***** STORED ROWS *****

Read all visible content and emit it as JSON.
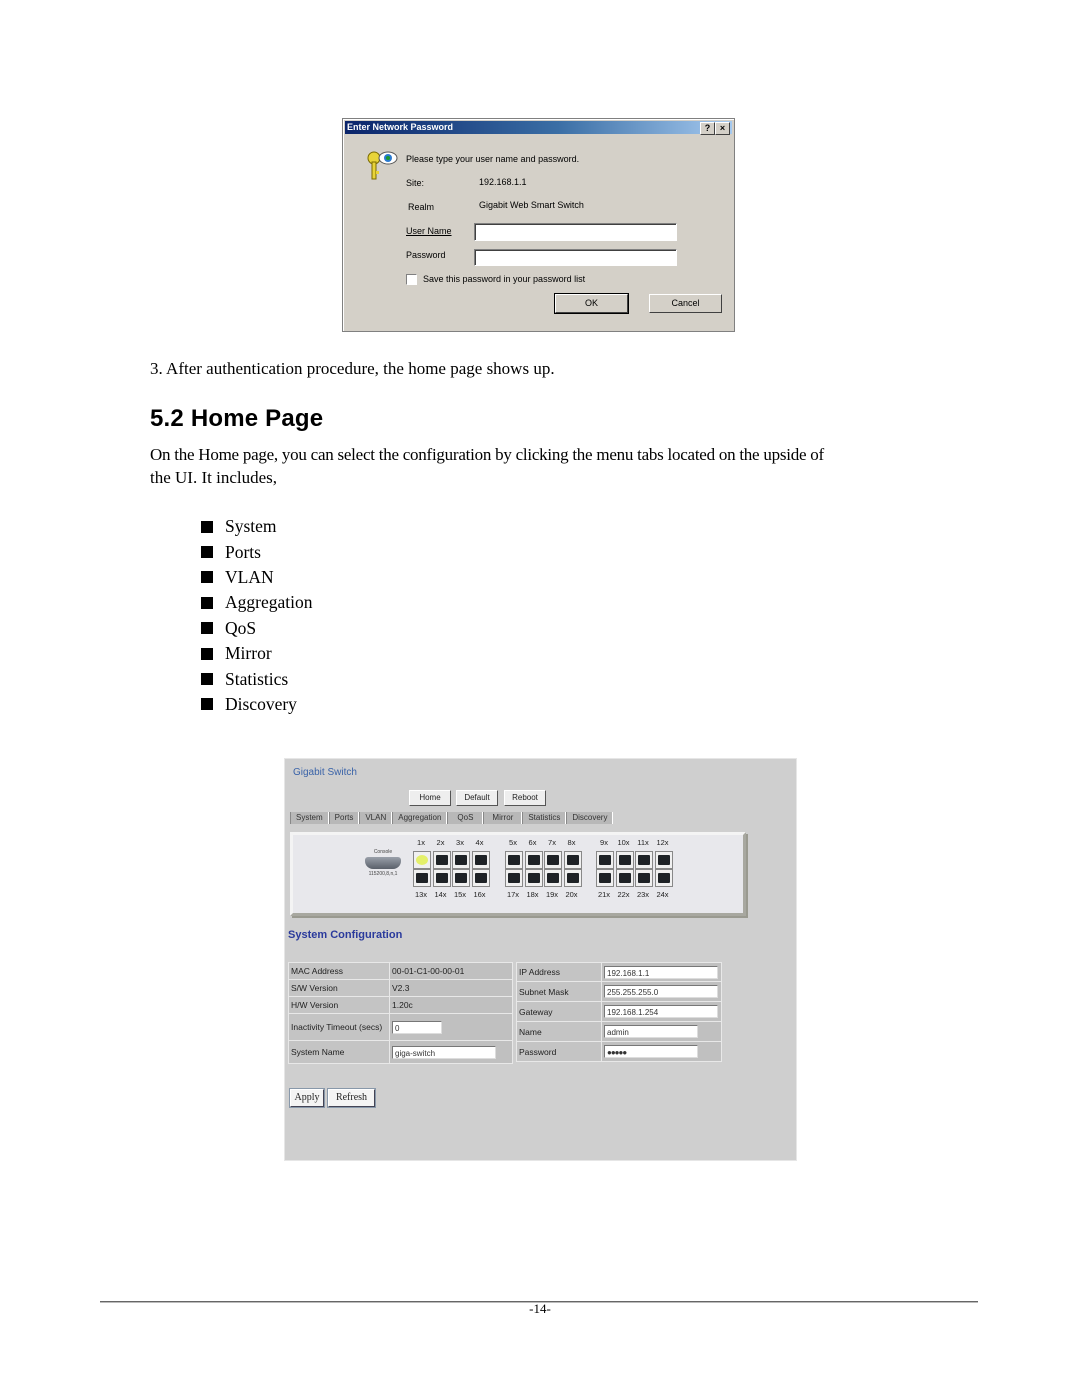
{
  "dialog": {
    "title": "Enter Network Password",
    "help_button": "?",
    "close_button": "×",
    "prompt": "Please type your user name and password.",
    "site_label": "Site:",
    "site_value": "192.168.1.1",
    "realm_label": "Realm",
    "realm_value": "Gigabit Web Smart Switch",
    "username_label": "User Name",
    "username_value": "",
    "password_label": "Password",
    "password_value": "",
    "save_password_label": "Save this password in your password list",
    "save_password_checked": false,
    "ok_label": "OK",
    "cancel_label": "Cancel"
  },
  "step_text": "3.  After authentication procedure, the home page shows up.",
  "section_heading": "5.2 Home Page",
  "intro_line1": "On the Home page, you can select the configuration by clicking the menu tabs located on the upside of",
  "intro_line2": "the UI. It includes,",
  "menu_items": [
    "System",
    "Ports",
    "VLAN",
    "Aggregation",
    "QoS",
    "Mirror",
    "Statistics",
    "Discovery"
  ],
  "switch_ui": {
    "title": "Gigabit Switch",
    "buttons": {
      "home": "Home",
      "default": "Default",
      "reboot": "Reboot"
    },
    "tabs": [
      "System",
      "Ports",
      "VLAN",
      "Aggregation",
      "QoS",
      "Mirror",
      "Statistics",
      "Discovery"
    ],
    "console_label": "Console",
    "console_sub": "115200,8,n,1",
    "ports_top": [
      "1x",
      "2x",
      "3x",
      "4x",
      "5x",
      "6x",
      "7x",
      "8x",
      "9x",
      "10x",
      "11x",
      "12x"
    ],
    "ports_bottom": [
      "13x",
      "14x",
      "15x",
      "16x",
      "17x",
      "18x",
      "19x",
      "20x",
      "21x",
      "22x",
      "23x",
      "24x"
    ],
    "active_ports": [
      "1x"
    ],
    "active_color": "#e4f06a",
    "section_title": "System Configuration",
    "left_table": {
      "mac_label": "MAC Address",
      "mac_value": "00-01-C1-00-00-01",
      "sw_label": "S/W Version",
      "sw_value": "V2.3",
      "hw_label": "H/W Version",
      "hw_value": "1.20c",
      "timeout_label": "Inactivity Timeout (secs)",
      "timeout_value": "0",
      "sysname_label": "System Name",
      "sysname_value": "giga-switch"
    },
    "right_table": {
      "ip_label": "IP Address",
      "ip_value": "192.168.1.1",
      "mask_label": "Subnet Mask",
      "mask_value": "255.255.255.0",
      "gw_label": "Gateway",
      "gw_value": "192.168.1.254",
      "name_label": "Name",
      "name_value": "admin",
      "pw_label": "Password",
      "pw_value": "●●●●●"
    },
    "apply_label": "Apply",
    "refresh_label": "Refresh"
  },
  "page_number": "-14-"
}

*****
***** STORED ROWS *****

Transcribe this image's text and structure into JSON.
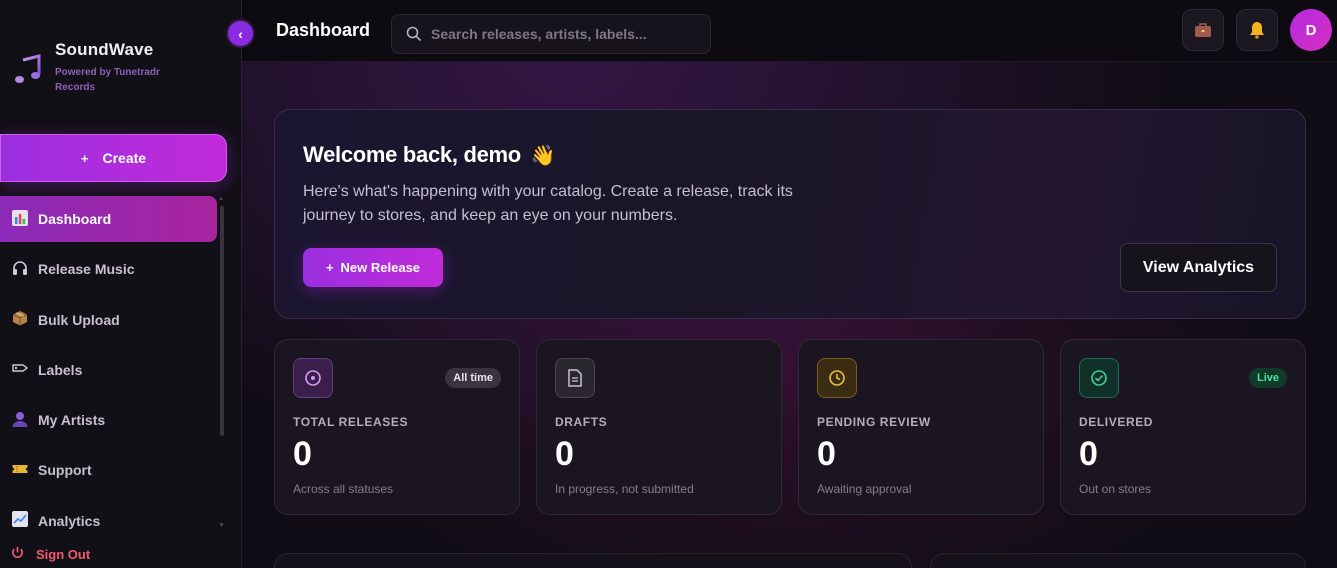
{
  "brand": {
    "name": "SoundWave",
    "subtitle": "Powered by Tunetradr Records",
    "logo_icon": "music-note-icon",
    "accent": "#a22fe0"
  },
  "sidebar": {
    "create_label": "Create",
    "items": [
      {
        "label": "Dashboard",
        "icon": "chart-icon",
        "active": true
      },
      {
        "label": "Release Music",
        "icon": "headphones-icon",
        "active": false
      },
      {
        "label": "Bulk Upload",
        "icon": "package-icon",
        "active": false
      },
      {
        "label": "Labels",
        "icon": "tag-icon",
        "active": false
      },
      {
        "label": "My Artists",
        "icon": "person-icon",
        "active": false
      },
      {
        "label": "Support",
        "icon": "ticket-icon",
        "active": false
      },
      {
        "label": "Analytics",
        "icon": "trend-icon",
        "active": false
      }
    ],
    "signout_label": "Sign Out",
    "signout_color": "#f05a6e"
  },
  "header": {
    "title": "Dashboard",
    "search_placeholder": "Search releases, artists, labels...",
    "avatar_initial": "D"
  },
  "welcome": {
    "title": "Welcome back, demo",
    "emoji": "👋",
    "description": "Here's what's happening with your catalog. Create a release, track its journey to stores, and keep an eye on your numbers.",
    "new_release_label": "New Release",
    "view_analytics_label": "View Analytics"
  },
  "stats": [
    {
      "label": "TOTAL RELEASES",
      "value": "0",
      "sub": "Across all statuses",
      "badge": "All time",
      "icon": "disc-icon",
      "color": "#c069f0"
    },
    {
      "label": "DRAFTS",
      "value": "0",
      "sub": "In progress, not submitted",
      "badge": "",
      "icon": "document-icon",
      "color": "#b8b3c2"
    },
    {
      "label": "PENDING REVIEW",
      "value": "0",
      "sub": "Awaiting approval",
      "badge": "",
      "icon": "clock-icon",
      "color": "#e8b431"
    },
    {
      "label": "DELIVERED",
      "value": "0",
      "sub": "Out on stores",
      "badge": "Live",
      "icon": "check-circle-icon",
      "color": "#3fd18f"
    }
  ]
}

*****

**WRITTEN PROBLEM**
Looking at the records above, work out how many lines include the string "tabs". Give the number and nothing else.

**COMPLETE OUTPUT**
2